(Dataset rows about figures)
Content starts

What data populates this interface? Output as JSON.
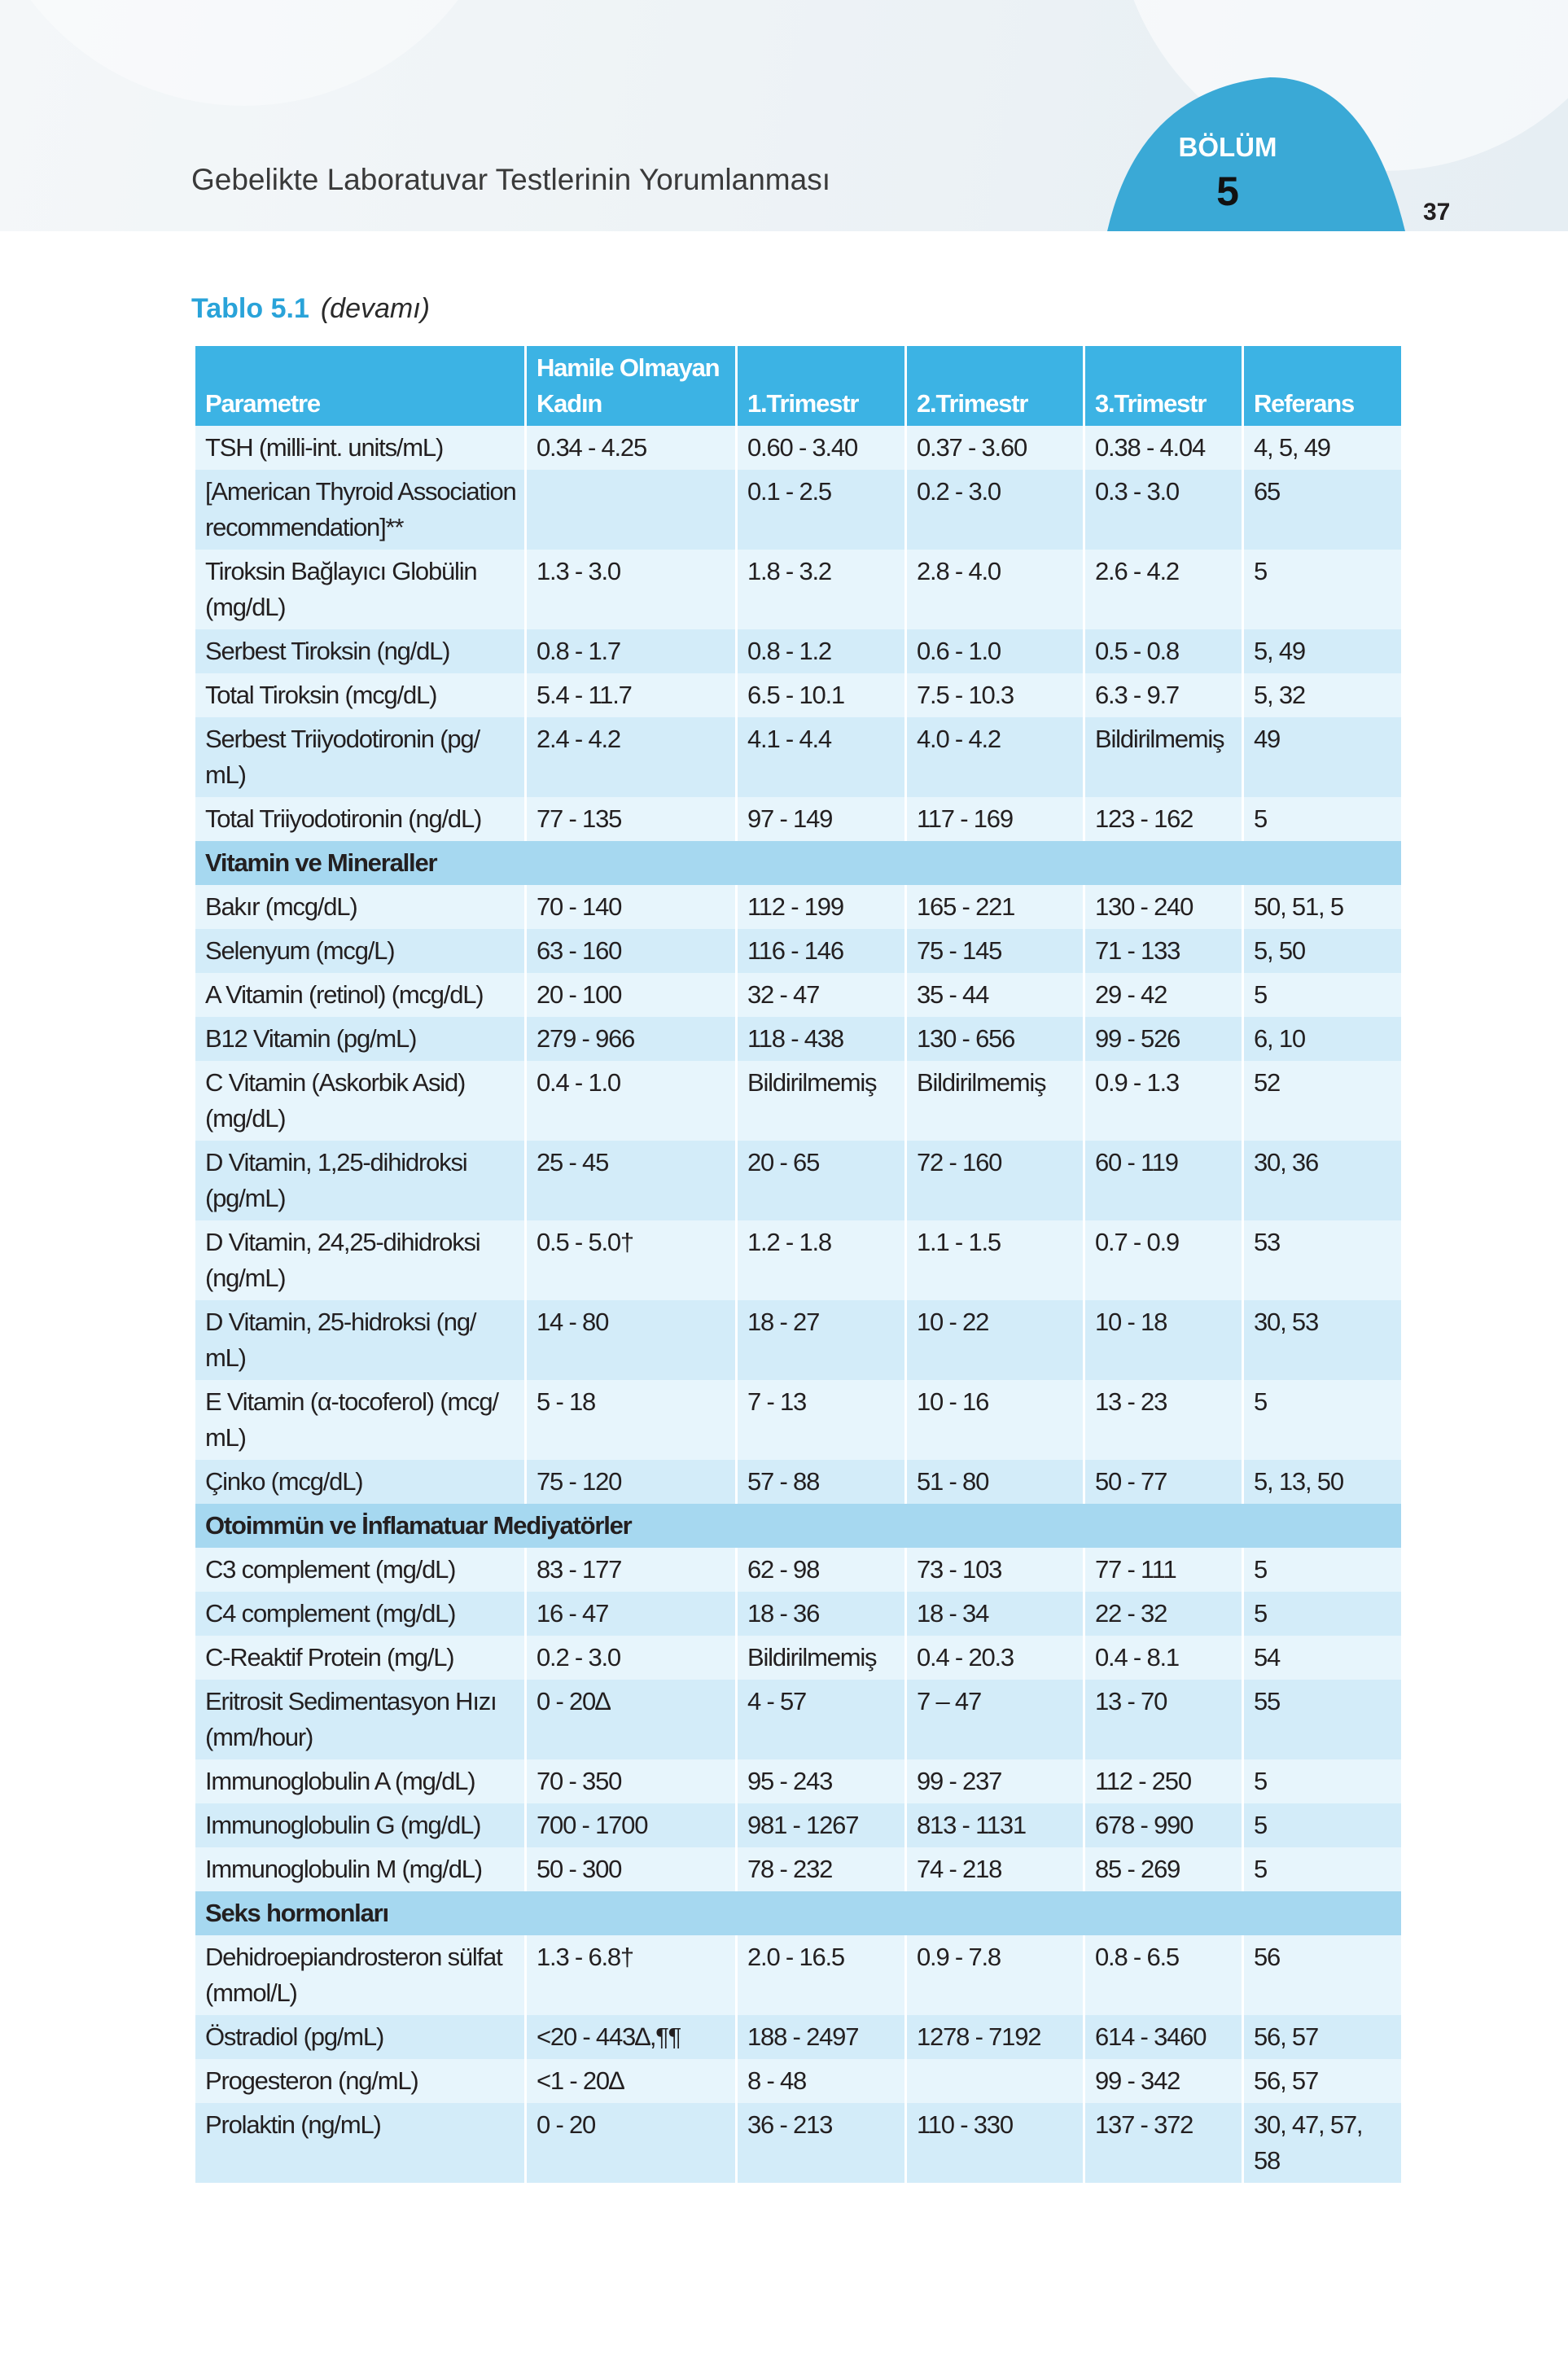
{
  "header": {
    "title": "Gebelikte Laboratuvar Testlerinin Yorumlanması",
    "section_label": "BÖLÜM",
    "section_number": "5",
    "page_number": "37"
  },
  "caption": {
    "label": "Tablo 5.1",
    "note": "(devamı)"
  },
  "table": {
    "columns": [
      "Parametre",
      "Hamile Olmayan Kadın",
      "1.Trimestr",
      "2.Trimestr",
      "3.Trimestr",
      "Referans"
    ],
    "rows": [
      [
        "TSH (milli-int. units/mL)",
        "0.34 - 4.25",
        "0.60 - 3.40",
        "0.37 - 3.60",
        "0.38 - 4.04",
        "4, 5, 49"
      ],
      [
        "[American Thyroid Association recommendation]**",
        null,
        "0.1 - 2.5",
        "0.2 - 3.0",
        "0.3 - 3.0",
        "65"
      ],
      [
        "Tiroksin Bağlayıcı Globülin (mg/dL)",
        "1.3 - 3.0",
        "1.8 - 3.2",
        "2.8 - 4.0",
        "2.6 - 4.2",
        "5"
      ],
      [
        "Serbest Tiroksin (ng/dL)",
        "0.8 - 1.7",
        "0.8 - 1.2",
        "0.6 - 1.0",
        "0.5 - 0.8",
        "5, 49"
      ],
      [
        "Total Tiroksin (mcg/dL)",
        "5.4 - 11.7",
        "6.5 - 10.1",
        "7.5 - 10.3",
        "6.3 - 9.7",
        "5, 32"
      ],
      [
        "Serbest Triiyodotironin (pg/ mL)",
        "2.4 - 4.2",
        "4.1 - 4.4",
        "4.0 - 4.2",
        "Bildirilmemiş",
        "49"
      ],
      [
        "Total Triiyodotironin (ng/dL)",
        "77 - 135",
        "97 - 149",
        "117 - 169",
        "123 - 162",
        "5"
      ],
      {
        "section": "Vitamin ve Mineraller"
      },
      [
        "Bakır (mcg/dL)",
        "70 - 140",
        "112 - 199",
        "165 - 221",
        "130 - 240",
        "50, 51, 5"
      ],
      [
        "Selenyum (mcg/L)",
        "63 - 160",
        "116 - 146",
        "75 - 145",
        "71 - 133",
        "5, 50"
      ],
      [
        "A Vitamin (retinol) (mcg/dL)",
        "20 - 100",
        "32 - 47",
        "35 - 44",
        "29 - 42",
        "5"
      ],
      [
        "B12 Vitamin (pg/mL)",
        "279 - 966",
        "118 - 438",
        "130 - 656",
        "99 - 526",
        "6, 10"
      ],
      [
        "C Vitamin (Askorbik Asid) (mg/dL)",
        "0.4 - 1.0",
        "Bildirilmemiş",
        "Bildirilmemiş",
        "0.9 - 1.3",
        "52"
      ],
      [
        "D Vitamin, 1,25-dihidroksi (pg/mL)",
        "25 - 45",
        "20 - 65",
        "72 - 160",
        "60 - 119",
        "30, 36"
      ],
      [
        "D Vitamin, 24,25-dihidroksi (ng/mL)",
        "0.5 - 5.0†",
        "1.2 - 1.8",
        "1.1 - 1.5",
        "0.7 - 0.9",
        "53"
      ],
      [
        "D Vitamin, 25-hidroksi (ng/ mL)",
        "14 - 80",
        "18 - 27",
        "10 - 22",
        "10 - 18",
        "30, 53"
      ],
      [
        "E Vitamin (α-tocoferol) (mcg/ mL)",
        "5 - 18",
        "7 - 13",
        "10 - 16",
        "13 - 23",
        "5"
      ],
      [
        "Çinko (mcg/dL)",
        "75 - 120",
        "57 - 88",
        "51 - 80",
        "50 - 77",
        "5, 13, 50"
      ],
      {
        "section": "Otoimmün ve İnflamatuar Mediyatörler"
      },
      [
        "C3 complement (mg/dL)",
        "83 - 177",
        "62 - 98",
        "73 - 103",
        "77 - 111",
        "5"
      ],
      [
        "C4 complement (mg/dL)",
        "16 - 47",
        "18 - 36",
        "18 - 34",
        "22 - 32",
        "5"
      ],
      [
        "C-Reaktif Protein (mg/L)",
        "0.2 - 3.0",
        "Bildirilmemiş",
        "0.4 - 20.3",
        "0.4 - 8.1",
        "54"
      ],
      [
        "Eritrosit Sedimentasyon Hızı (mm/hour)",
        "0 - 20∆",
        "4 - 57",
        "7 – 47",
        "13 - 70",
        "55"
      ],
      [
        "Immunoglobulin A (mg/dL)",
        "70 - 350",
        "95 - 243",
        "99 - 237",
        "112 - 250",
        "5"
      ],
      [
        "Immunoglobulin G (mg/dL)",
        "700 - 1700",
        "981 - 1267",
        "813 - 1131",
        "678 - 990",
        "5"
      ],
      [
        "Immunoglobulin M (mg/dL)",
        "50 - 300",
        "78 - 232",
        "74 - 218",
        "85 - 269",
        "5"
      ],
      {
        "section": "Seks hormonları"
      },
      [
        "Dehidroepiandrosteron sülfat (mmol/L)",
        "1.3 - 6.8†",
        "2.0 - 16.5",
        "0.9 - 7.8",
        "0.8 - 6.5",
        "56"
      ],
      [
        "Östradiol (pg/mL)",
        "<20 - 443∆,¶¶",
        "188 - 2497",
        "1278 - 7192",
        "614 - 3460",
        "56, 57"
      ],
      [
        "Progesteron (ng/mL)",
        "<1 - 20∆",
        "8 - 48",
        null,
        "99 - 342",
        "56, 57"
      ],
      [
        "Prolaktin (ng/mL)",
        "0 - 20",
        "36 - 213",
        "110 - 330",
        "137 - 372",
        "30, 47, 57, 58"
      ]
    ]
  }
}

Content ends

Note every line of the records that holds the word "Triiyodotironin", and copy it.

        "Serbest Triiyodotironin (pg/ mL)",
        "Total Triiyodotironin (ng/dL)",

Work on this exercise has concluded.